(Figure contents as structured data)
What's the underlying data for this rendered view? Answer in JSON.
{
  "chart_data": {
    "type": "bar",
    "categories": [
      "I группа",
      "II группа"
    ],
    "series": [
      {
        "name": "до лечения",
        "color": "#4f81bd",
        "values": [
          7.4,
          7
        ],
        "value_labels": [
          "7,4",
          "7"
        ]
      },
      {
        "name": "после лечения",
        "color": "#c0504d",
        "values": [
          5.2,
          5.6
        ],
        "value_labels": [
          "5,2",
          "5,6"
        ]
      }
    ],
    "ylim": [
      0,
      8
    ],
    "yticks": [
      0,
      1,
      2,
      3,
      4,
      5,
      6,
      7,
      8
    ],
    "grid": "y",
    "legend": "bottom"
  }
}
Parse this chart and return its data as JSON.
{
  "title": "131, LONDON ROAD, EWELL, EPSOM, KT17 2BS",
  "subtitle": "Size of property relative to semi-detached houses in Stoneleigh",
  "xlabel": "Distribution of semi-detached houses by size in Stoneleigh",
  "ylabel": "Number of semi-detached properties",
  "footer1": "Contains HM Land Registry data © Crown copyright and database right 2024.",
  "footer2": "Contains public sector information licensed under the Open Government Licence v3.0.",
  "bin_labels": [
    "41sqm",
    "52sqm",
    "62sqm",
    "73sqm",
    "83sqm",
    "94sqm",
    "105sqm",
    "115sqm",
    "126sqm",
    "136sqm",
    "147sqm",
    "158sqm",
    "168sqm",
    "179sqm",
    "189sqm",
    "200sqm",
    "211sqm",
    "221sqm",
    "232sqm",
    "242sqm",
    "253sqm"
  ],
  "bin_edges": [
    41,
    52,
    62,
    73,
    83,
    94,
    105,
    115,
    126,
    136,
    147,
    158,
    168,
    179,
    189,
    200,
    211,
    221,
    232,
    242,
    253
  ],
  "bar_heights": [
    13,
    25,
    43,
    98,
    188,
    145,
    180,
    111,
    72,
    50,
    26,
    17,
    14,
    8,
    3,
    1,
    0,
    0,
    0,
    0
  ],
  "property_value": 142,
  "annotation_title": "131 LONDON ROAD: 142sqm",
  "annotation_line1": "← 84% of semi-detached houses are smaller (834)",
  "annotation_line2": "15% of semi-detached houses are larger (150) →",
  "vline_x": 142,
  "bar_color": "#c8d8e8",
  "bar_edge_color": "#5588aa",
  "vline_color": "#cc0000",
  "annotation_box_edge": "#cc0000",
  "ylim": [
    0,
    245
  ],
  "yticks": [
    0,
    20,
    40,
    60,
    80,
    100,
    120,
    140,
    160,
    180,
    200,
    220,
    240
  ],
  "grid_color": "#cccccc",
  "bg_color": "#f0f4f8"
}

==

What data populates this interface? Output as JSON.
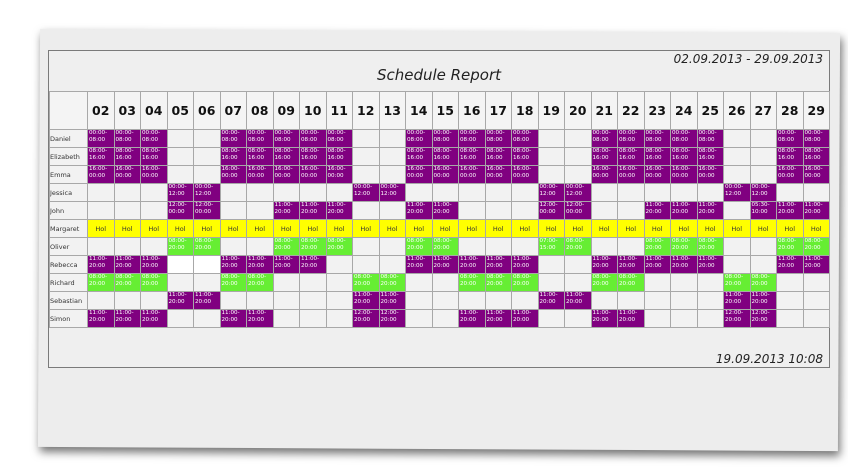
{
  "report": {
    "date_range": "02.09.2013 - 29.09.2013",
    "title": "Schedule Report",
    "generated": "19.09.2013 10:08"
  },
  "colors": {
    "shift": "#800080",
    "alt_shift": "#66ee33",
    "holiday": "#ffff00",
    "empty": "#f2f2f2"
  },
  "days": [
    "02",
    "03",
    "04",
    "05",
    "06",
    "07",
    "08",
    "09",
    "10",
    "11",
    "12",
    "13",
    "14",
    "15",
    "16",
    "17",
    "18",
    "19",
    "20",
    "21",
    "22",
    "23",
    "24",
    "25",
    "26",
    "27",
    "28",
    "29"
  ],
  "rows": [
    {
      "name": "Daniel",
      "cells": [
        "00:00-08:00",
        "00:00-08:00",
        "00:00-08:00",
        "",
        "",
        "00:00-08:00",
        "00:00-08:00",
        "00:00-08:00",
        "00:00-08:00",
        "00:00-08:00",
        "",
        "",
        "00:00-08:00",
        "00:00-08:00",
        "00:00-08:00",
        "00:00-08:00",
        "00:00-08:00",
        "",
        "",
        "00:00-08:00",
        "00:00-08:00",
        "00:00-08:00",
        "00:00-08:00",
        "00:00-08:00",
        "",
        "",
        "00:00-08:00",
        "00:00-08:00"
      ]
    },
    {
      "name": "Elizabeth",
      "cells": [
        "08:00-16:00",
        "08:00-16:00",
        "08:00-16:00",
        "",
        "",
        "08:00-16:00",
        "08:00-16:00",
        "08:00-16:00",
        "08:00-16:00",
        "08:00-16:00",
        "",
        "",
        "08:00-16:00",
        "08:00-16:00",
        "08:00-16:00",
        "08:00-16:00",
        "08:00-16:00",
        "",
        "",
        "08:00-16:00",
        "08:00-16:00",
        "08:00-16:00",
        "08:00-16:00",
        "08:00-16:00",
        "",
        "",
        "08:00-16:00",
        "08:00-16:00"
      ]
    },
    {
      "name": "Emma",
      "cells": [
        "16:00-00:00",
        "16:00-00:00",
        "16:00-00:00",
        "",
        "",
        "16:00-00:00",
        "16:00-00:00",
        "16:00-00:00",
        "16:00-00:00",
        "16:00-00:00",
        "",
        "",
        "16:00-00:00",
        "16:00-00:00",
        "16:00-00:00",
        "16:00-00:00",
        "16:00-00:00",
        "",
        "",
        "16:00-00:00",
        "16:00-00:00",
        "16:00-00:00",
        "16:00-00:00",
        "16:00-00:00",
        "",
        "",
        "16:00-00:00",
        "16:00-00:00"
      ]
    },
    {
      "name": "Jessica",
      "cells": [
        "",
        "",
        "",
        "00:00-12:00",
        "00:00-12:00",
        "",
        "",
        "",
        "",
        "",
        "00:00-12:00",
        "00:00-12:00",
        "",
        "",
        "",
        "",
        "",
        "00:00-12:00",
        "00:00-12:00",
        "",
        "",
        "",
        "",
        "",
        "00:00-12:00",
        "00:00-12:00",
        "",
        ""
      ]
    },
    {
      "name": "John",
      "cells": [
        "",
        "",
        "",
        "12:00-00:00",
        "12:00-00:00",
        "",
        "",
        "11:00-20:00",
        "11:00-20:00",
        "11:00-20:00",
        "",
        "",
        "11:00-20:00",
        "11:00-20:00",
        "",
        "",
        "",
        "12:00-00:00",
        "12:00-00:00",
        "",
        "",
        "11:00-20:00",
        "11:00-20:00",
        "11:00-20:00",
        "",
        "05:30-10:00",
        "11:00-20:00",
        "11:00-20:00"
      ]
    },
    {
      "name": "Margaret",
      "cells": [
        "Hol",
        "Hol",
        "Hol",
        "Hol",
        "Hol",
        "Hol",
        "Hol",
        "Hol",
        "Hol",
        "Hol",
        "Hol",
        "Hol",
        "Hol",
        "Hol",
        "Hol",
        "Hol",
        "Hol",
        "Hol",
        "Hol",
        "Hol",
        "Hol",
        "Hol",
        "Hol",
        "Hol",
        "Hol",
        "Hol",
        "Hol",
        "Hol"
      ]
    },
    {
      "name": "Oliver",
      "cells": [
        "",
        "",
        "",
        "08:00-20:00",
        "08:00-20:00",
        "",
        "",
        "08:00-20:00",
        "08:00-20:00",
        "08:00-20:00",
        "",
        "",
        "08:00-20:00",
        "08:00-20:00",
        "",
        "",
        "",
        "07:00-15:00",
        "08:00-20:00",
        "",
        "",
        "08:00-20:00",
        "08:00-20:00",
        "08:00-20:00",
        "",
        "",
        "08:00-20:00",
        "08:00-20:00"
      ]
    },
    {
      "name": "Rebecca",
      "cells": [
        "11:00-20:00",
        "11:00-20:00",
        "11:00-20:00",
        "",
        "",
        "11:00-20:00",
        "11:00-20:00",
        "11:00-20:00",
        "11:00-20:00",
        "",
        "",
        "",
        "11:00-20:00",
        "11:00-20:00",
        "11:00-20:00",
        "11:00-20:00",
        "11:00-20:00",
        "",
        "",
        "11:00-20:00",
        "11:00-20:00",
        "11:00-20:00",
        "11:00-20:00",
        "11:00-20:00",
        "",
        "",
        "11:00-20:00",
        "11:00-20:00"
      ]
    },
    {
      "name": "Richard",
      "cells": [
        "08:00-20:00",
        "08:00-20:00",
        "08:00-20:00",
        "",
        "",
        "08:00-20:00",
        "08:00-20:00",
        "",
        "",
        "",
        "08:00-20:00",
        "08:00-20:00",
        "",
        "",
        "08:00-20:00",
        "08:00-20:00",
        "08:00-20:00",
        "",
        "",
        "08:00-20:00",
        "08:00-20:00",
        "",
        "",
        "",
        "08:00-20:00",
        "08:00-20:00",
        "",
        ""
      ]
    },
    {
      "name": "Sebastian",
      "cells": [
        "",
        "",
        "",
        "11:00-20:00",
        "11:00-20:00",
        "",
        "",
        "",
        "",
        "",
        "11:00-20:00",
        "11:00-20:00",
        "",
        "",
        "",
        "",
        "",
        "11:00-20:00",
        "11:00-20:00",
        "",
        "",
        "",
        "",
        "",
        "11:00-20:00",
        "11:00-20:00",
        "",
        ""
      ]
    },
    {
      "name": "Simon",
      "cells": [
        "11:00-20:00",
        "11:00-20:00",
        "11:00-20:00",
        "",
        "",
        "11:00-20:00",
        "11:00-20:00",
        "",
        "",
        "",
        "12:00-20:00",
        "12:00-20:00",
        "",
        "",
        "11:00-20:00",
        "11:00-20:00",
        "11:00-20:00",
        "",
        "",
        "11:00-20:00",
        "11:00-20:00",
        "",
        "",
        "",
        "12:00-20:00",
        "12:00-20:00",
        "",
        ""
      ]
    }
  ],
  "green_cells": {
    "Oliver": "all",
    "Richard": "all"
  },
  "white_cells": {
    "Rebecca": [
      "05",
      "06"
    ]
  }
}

● Brief
Search the lines for "ROAD". Copy each line that has it.

● Solved exercise
  "title": "131, LONDON ROAD, EWELL, EPSOM, KT17 2BS",
  "annotation_title": "131 LONDON ROAD: 142sqm",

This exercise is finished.